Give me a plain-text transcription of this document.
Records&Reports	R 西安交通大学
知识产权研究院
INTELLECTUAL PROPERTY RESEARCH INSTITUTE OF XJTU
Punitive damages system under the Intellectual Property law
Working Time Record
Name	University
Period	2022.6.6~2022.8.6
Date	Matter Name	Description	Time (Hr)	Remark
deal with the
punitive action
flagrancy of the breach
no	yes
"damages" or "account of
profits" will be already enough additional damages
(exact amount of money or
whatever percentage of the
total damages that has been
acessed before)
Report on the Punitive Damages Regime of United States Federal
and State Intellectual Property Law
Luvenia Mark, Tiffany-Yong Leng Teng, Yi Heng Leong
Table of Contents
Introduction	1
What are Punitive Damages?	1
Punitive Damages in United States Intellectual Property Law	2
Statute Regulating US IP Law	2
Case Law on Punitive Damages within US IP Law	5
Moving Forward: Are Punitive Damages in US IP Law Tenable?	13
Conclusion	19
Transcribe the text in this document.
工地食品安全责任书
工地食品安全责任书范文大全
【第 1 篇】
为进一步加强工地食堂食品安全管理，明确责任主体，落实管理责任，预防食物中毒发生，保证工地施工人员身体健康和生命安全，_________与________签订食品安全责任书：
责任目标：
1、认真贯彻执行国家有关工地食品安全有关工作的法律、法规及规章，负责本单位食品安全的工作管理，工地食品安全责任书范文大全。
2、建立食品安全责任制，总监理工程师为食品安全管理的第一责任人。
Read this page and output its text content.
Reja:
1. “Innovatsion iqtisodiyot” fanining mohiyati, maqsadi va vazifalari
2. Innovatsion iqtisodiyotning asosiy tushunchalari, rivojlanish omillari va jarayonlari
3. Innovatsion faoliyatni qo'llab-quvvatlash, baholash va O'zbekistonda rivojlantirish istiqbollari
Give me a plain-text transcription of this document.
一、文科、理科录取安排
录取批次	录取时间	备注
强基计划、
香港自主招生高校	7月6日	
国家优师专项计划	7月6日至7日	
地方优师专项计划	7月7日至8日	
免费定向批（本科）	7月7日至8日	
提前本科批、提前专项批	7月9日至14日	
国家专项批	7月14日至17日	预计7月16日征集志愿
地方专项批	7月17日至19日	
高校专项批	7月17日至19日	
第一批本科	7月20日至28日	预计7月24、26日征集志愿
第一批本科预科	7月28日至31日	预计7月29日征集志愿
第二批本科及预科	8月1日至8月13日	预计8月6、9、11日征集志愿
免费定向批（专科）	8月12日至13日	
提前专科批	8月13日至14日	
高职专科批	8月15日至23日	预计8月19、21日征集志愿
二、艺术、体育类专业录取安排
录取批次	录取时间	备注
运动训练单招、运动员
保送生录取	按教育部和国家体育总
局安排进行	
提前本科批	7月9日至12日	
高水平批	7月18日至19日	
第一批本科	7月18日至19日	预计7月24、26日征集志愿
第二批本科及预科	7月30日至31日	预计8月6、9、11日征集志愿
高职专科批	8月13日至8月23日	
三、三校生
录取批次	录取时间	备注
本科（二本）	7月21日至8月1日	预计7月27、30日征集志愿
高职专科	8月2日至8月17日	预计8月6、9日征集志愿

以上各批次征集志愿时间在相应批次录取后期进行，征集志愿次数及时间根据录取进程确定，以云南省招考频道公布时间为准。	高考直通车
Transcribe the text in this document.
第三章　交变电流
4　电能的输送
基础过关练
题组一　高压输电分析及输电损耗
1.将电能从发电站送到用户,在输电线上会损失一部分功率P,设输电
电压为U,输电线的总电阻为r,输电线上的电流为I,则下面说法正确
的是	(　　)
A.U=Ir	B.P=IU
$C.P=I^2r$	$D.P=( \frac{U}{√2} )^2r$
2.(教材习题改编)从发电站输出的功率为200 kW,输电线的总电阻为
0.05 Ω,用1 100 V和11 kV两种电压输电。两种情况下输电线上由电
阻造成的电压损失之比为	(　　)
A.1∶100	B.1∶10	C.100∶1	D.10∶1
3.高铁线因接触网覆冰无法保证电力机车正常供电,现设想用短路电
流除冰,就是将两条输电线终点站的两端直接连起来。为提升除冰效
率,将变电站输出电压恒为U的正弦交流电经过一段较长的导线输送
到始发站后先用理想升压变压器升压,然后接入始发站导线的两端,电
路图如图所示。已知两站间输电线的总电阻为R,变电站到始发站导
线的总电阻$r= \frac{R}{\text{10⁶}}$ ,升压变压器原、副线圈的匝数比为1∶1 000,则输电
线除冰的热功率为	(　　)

## Aim
Print every line of the records exactly. Omit nothing.

## Solution
Give me a plain-text transcription of this document.
Records&Reports	R 西安交通大学
知识产权研究院
INTELLECTUAL PROPERTY RESEARCH INSTITUTE OF XJTU
Punitive damages system under the Intellectual Property law
Working Time Record
Name	University
Period	2022.6.6~2022.8.6
Date	Matter Name	Description	Time (Hr)	Remark
deal with the
punitive action
flagrancy of the breach
no	yes
"damages" or "account of
profits" will be already enough additional damages
(exact amount of money or
whatever percentage of the
total damages that has been
acessed before)
Report on the Punitive Damages Regime of United States Federal
and State Intellectual Property Law
Luvenia Mark, Tiffany-Yong Leng Teng, Yi Heng Leong
Table of Contents
Introduction	1
What are Punitive Damages?	1
Punitive Damages in United States Intellectual Property Law	2
Statute Regulating US IP Law	2
Case Law on Punitive Damages within US IP Law	5
Moving Forward: Are Punitive Damages in US IP Law Tenable?	13
Conclusion	19
Transcribe the text in this document.
工地食品安全责任书
工地食品安全责任书范文大全
【第 1 篇】
为进一步加强工地食堂食品安全管理，明确责任主体，落实管理责任，预防食物中毒发生，保证工地施工人员身体健康和生命安全，_________与________签订食品安全责任书：
责任目标：
1、认真贯彻执行国家有关工地食品安全有关工作的法律、法规及规章，负责本单位食品安全的工作管理，工地食品安全责任书范文大全。
2、建立食品安全责任制，总监理工程师为食品安全管理的第一责任人。
Read this page and output its text content.
Reja:
1. “Innovatsion iqtisodiyot” fanining mohiyati, maqsadi va vazifalari
2. Innovatsion iqtisodiyotning asosiy tushunchalari, rivojlanish omillari va jarayonlari
3. Innovatsion faoliyatni qo'llab-quvvatlash, baholash va O'zbekistonda rivojlantirish istiqbollari
Give me a plain-text transcription of this document.
一、文科、理科录取安排
录取批次	录取时间	备注
强基计划、
香港自主招生高校	7月6日	
国家优师专项计划	7月6日至7日	
地方优师专项计划	7月7日至8日	
免费定向批（本科）	7月7日至8日	
提前本科批、提前专项批	7月9日至14日	
国家专项批	7月14日至17日	预计7月16日征集志愿
地方专项批	7月17日至19日	
高校专项批	7月17日至19日	
第一批本科	7月20日至28日	预计7月24、26日征集志愿
第一批本科预科	7月28日至31日	预计7月29日征集志愿
第二批本科及预科	8月1日至8月13日	预计8月6、9、11日征集志愿
免费定向批（专科）	8月12日至13日	
提前专科批	8月13日至14日	
高职专科批	8月15日至23日	预计8月19、21日征集志愿
二、艺术、体育类专业录取安排
录取批次	录取时间	备注
运动训练单招、运动员
保送生录取	按教育部和国家体育总
局安排进行	
提前本科批	7月9日至12日	
高水平批	7月18日至19日	
第一批本科	7月18日至19日	预计7月24、26日征集志愿
第二批本科及预科	7月30日至31日	预计8月6、9、11日征集志愿
高职专科批	8月13日至8月23日	
三、三校生
录取批次	录取时间	备注
本科（二本）	7月21日至8月1日	预计7月27、30日征集志愿
高职专科	8月2日至8月17日	预计8月6、9日征集志愿

以上各批次征集志愿时间在相应批次录取后期进行，征集志愿次数及时间根据录取进程确定，以云南省招考频道公布时间为准。	高考直通车
Transcribe the text in this document.
第三章　交变电流
4　电能的输送
基础过关练
题组一　高压输电分析及输电损耗
1.将电能从发电站送到用户,在输电线上会损失一部分功率P,设输电
电压为U,输电线的总电阻为r,输电线上的电流为I,则下面说法正确
的是	(　　)
A.U=Ir	B.P=IU
$C.P=I^2r$	$D.P=( \frac{U}{√2} )^2r$
2.(教材习题改编)从发电站输出的功率为200 kW,输电线的总电阻为
0.05 Ω,用1 100 V和11 kV两种电压输电。两种情况下输电线上由电
阻造成的电压损失之比为	(　　)
A.1∶100	B.1∶10	C.100∶1	D.10∶1
3.高铁线因接触网覆冰无法保证电力机车正常供电,现设想用短路电
流除冰,就是将两条输电线终点站的两端直接连起来。为提升除冰效
率,将变电站输出电压恒为U的正弦交流电经过一段较长的导线输送
到始发站后先用理想升压变压器升压,然后接入始发站导线的两端,电
路图如图所示。已知两站间输电线的总电阻为R,变电站到始发站导
线的总电阻$r= \frac{R}{\text{10⁶}}$ ,升压变压器原、副线圈的匝数比为1∶1 000,则输电
线除冰的热功率为	(　　)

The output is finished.